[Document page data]
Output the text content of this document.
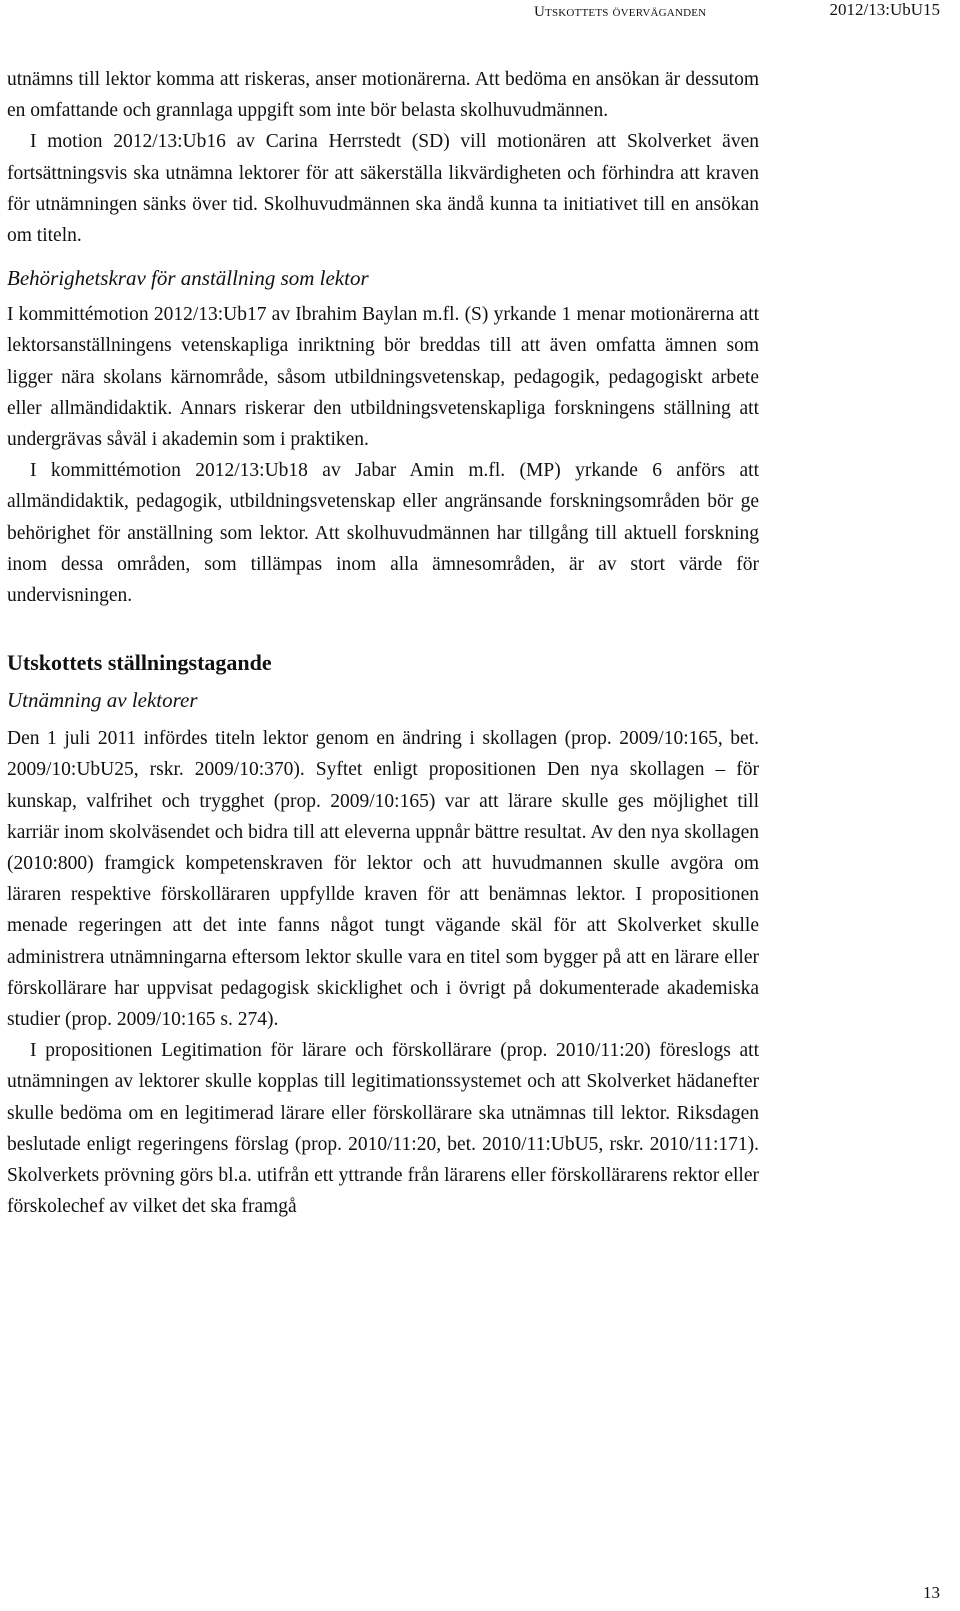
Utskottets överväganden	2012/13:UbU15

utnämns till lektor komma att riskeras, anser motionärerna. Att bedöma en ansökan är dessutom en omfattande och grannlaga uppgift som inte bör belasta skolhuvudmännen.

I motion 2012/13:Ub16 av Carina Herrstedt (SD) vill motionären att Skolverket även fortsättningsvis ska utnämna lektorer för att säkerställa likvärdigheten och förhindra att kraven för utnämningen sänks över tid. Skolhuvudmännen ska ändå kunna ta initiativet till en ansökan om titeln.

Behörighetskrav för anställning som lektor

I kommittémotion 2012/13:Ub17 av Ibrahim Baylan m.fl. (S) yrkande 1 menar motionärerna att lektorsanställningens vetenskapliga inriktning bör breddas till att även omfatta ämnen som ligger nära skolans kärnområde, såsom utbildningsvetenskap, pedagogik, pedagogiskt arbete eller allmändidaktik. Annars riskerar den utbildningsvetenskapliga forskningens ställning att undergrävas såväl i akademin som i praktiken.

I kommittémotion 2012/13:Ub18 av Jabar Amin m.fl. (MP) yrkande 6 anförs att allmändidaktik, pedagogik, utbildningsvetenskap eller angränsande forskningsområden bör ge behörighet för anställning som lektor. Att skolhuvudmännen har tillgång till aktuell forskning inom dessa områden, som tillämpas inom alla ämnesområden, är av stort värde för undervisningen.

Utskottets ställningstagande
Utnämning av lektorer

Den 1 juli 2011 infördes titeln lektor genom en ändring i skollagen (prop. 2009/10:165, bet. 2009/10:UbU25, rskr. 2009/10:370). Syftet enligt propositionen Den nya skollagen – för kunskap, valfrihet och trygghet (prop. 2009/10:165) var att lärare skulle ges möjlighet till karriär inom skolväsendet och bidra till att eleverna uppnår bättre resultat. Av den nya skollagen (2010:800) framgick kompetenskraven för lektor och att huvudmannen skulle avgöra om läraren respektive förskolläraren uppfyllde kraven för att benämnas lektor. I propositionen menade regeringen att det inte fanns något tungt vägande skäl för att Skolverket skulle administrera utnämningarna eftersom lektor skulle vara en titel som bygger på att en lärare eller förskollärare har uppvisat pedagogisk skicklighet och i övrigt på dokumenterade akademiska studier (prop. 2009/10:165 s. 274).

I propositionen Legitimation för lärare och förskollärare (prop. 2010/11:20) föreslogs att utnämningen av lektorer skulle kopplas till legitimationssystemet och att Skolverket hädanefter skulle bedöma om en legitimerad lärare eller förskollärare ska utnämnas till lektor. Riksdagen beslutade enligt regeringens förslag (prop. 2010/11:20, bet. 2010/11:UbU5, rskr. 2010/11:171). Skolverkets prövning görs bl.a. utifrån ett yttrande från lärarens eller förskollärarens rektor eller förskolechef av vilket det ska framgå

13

--

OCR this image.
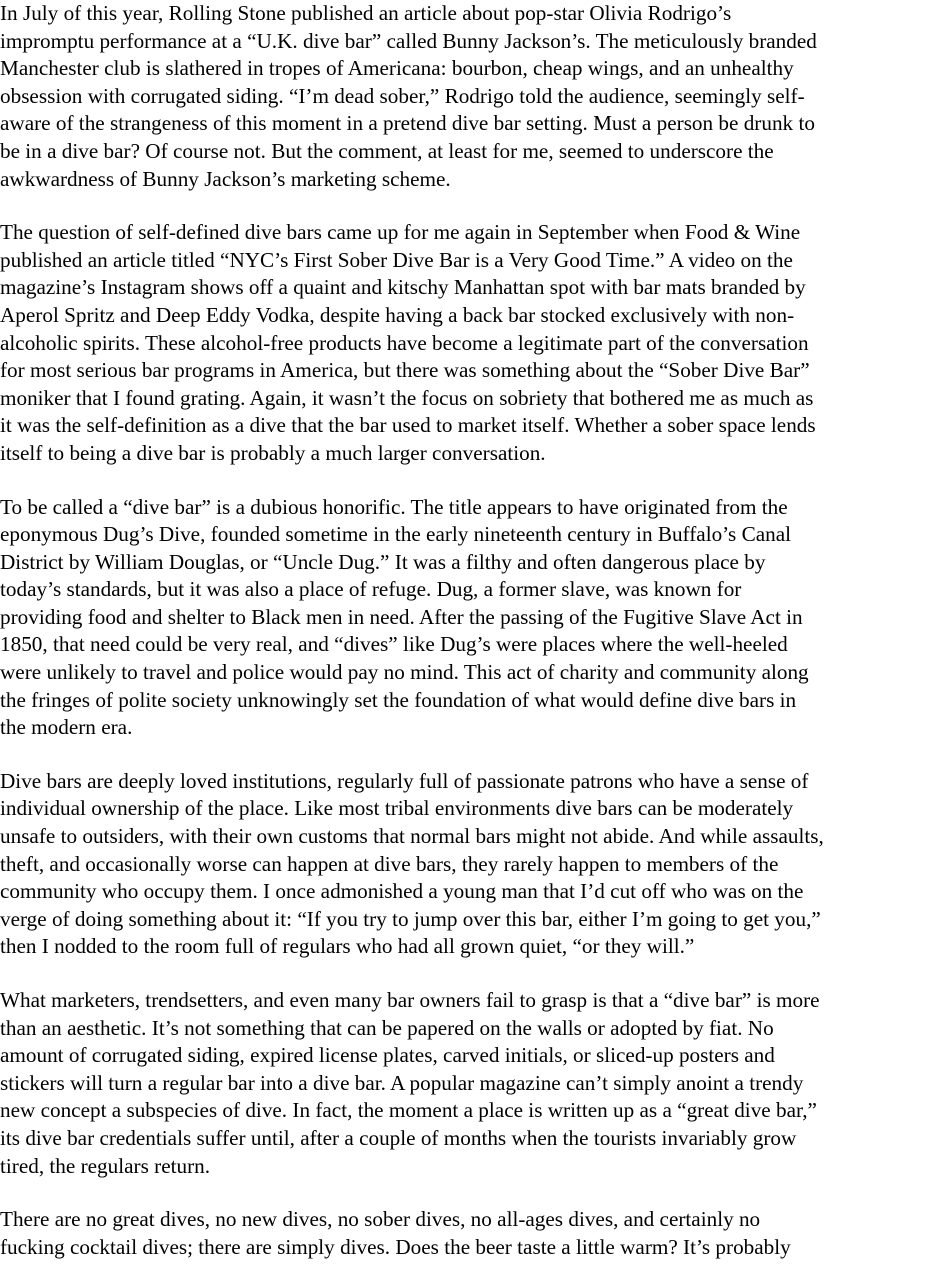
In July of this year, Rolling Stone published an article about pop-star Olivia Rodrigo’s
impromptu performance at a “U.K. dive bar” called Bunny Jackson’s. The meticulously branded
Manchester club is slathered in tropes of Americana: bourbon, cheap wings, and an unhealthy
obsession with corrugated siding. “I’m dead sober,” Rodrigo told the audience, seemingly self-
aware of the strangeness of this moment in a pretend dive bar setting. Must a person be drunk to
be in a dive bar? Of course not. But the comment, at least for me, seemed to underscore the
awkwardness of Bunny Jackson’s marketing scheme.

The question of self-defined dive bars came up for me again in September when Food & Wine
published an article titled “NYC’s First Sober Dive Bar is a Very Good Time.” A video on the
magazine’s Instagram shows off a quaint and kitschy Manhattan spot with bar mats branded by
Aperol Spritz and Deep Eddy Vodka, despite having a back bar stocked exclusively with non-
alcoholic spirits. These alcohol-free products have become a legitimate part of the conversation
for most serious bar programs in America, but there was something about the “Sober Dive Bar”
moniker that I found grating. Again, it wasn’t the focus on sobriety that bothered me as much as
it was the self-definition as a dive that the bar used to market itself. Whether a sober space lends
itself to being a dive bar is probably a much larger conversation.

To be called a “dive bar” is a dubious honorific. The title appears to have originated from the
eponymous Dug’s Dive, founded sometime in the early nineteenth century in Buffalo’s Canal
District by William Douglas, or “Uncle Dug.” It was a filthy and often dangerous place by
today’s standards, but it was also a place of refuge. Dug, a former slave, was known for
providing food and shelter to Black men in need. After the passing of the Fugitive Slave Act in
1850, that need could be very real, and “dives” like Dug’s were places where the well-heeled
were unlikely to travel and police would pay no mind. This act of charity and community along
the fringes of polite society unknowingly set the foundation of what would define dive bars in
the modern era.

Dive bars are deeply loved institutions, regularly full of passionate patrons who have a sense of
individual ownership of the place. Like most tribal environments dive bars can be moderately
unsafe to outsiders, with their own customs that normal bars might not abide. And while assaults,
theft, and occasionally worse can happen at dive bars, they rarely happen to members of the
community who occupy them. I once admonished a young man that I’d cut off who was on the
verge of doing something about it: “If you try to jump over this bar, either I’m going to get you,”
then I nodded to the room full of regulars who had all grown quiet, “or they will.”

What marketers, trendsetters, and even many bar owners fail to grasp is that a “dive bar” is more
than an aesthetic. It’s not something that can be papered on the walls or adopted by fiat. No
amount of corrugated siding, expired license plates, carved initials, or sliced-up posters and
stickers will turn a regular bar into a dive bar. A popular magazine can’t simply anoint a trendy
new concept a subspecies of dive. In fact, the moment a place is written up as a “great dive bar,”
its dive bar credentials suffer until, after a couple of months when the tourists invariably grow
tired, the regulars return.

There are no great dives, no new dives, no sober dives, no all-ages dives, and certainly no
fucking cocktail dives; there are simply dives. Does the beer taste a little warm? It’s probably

--

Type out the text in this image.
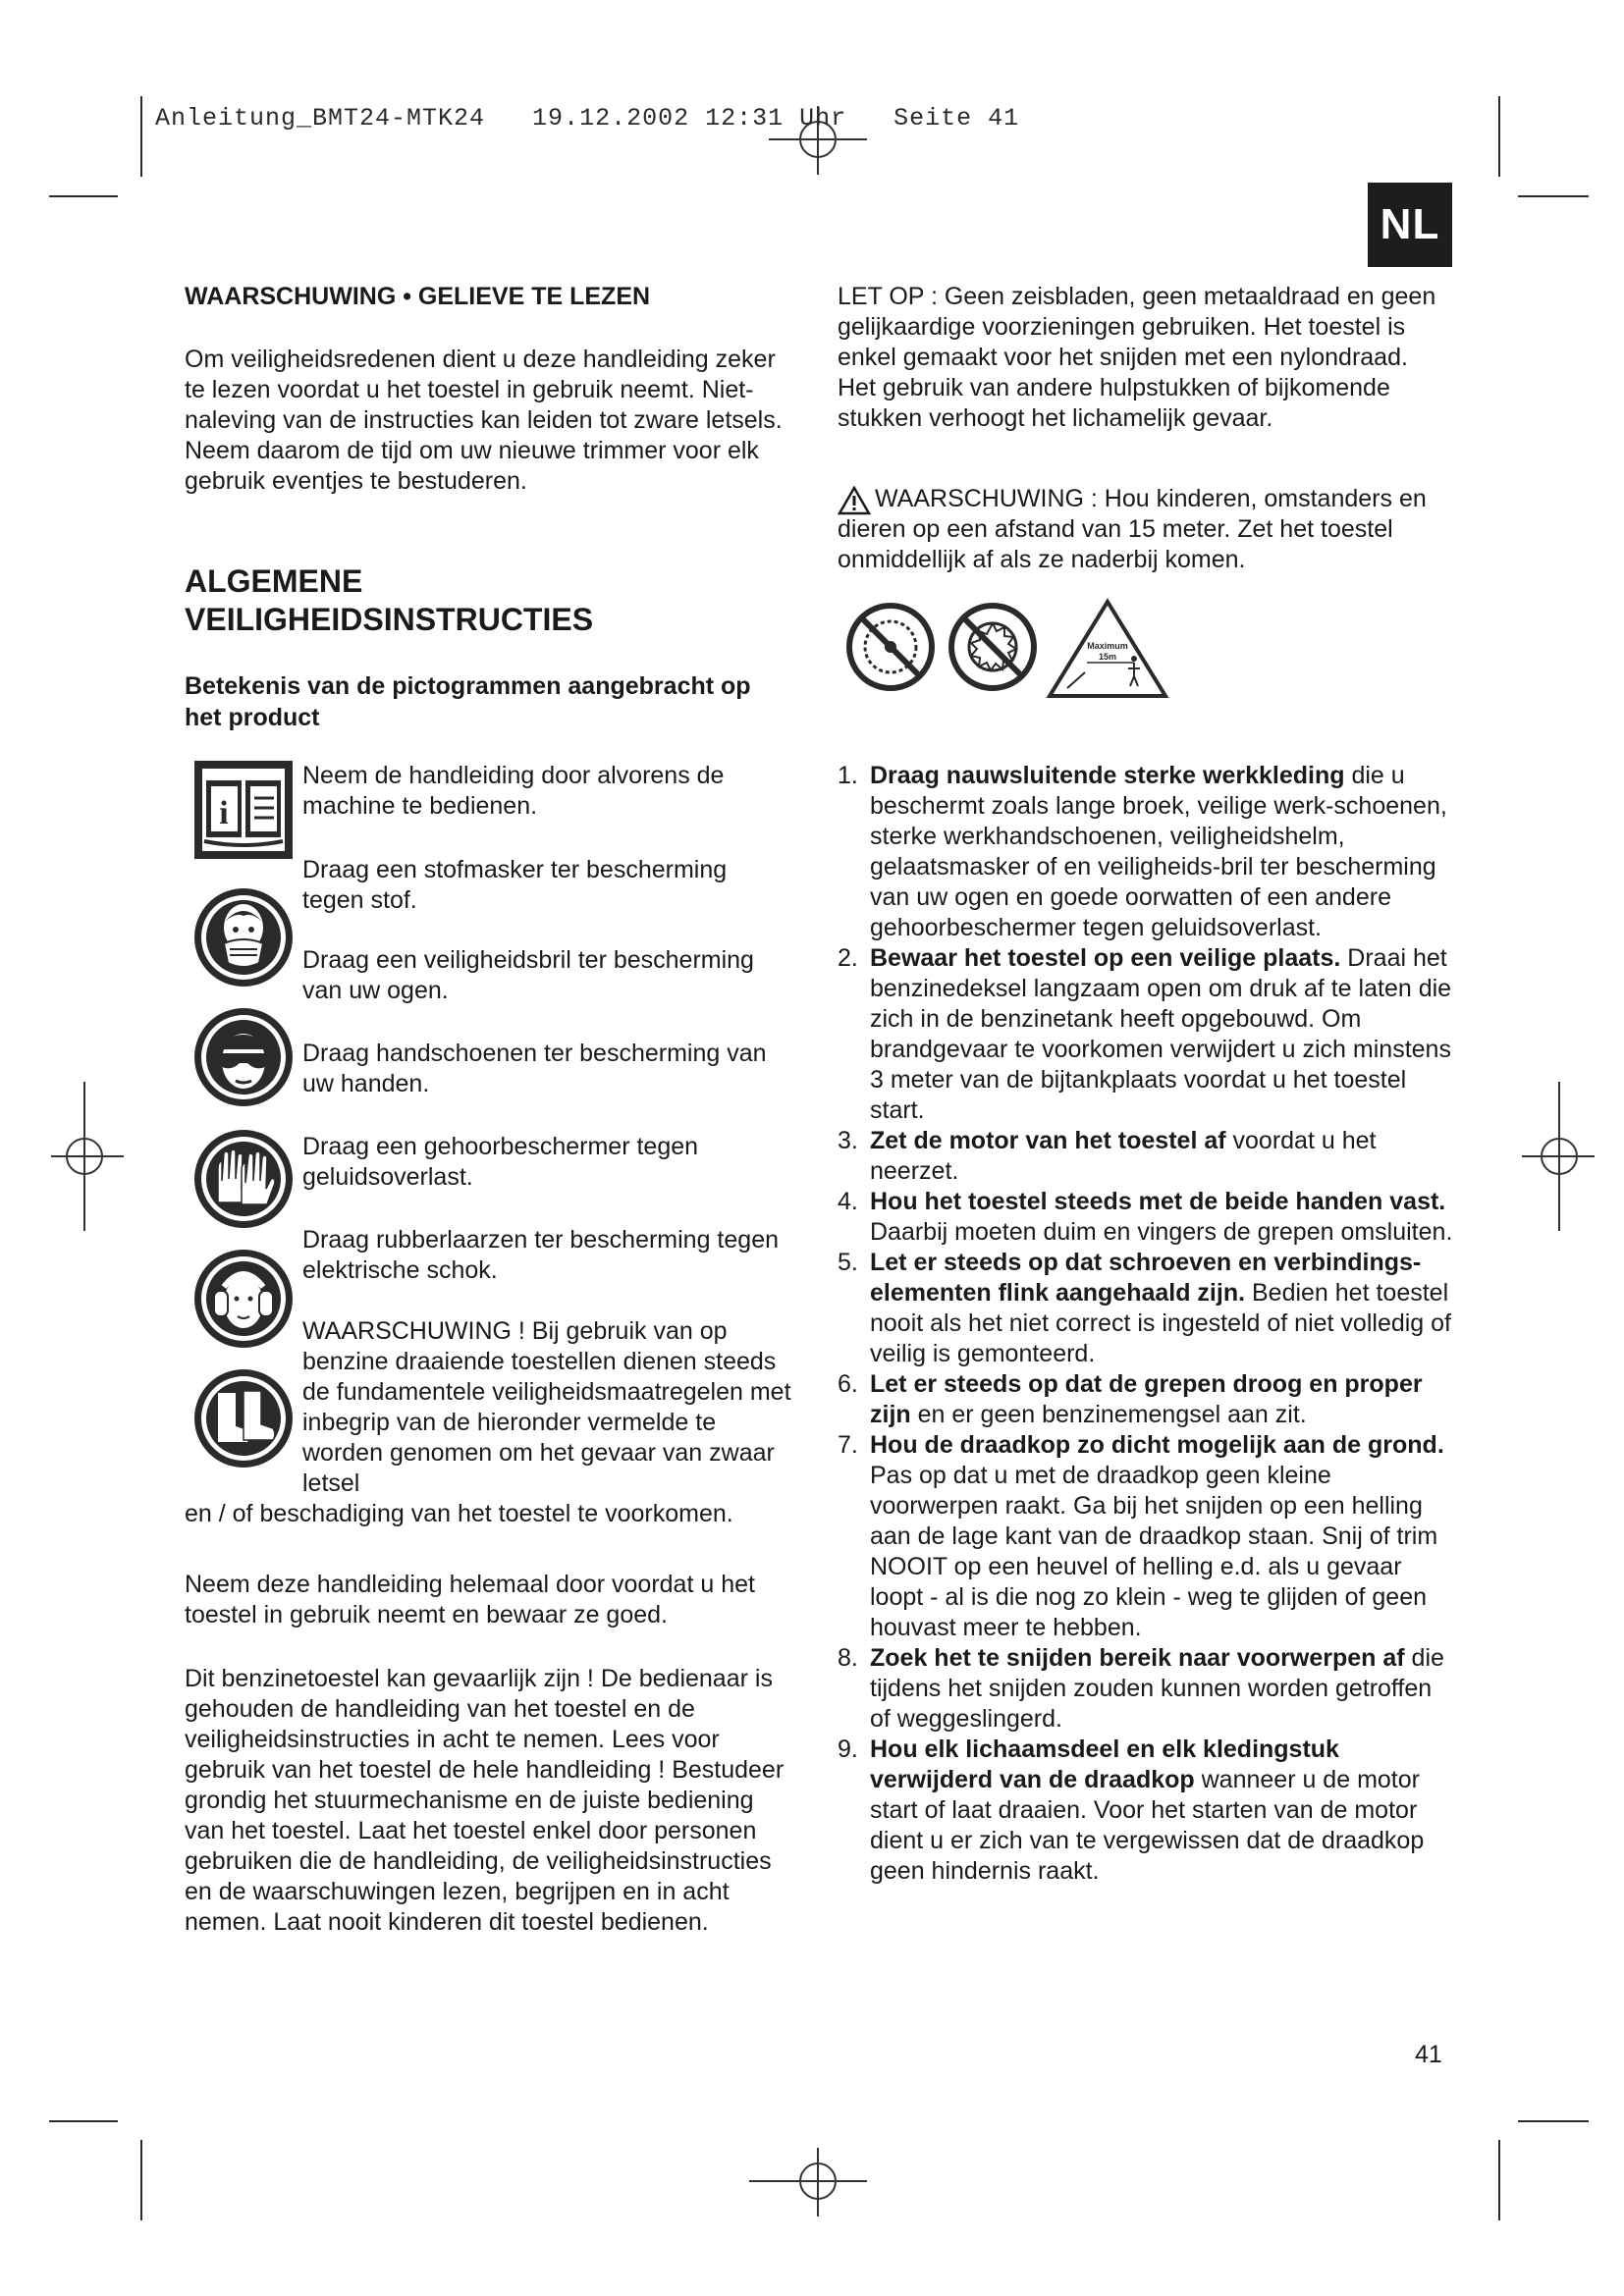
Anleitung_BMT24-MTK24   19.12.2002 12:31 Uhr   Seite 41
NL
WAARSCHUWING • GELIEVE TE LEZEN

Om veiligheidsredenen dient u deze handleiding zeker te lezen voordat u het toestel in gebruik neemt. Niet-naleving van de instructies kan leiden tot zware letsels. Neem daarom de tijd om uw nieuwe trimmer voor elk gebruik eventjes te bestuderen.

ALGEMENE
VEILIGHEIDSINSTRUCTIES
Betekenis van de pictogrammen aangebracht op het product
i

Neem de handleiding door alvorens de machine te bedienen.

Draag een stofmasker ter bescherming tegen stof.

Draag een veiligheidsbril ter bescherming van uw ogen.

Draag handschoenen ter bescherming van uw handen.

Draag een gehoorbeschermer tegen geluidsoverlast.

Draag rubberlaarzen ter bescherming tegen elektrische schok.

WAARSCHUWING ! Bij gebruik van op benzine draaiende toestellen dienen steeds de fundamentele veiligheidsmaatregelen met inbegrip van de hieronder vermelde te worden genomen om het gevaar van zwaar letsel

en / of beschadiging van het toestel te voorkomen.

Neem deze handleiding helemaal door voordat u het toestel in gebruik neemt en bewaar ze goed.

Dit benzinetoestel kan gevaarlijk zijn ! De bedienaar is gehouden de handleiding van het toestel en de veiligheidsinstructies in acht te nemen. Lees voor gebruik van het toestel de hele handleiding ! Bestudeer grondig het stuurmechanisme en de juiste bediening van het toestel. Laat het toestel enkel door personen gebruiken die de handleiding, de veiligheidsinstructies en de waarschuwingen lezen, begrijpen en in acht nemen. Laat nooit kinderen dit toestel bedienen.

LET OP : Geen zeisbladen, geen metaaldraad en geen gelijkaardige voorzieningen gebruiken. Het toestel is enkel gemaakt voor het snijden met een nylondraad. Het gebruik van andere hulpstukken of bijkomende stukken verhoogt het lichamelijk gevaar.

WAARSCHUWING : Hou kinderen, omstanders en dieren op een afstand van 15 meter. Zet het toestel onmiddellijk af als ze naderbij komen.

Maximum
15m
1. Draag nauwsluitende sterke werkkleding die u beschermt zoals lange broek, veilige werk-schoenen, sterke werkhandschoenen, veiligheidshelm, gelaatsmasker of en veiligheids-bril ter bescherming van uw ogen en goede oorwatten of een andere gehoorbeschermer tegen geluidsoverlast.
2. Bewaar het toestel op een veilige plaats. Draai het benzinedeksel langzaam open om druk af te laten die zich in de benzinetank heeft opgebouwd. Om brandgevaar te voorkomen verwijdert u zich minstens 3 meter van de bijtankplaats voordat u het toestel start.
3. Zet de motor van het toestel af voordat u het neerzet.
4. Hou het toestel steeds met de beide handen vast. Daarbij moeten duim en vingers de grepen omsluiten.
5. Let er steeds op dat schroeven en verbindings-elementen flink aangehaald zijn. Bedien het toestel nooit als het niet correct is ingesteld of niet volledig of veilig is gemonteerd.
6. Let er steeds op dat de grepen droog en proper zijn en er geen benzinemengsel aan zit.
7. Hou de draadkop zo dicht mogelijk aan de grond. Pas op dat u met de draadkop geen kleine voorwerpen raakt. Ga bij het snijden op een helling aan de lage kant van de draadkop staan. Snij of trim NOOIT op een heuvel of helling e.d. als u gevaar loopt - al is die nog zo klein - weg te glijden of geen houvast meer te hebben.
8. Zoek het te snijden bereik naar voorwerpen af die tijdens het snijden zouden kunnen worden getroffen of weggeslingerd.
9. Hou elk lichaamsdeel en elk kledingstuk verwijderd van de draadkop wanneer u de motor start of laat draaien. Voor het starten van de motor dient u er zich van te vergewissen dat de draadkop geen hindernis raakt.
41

Exercise instructions. Pull out all lines from the entries above in which the word "most" appears.

Response.
for most serious bar programs in America, but there was something about the “Sober Dive Bar”
individual ownership of the place. Like most tribal environments dive bars can be moderately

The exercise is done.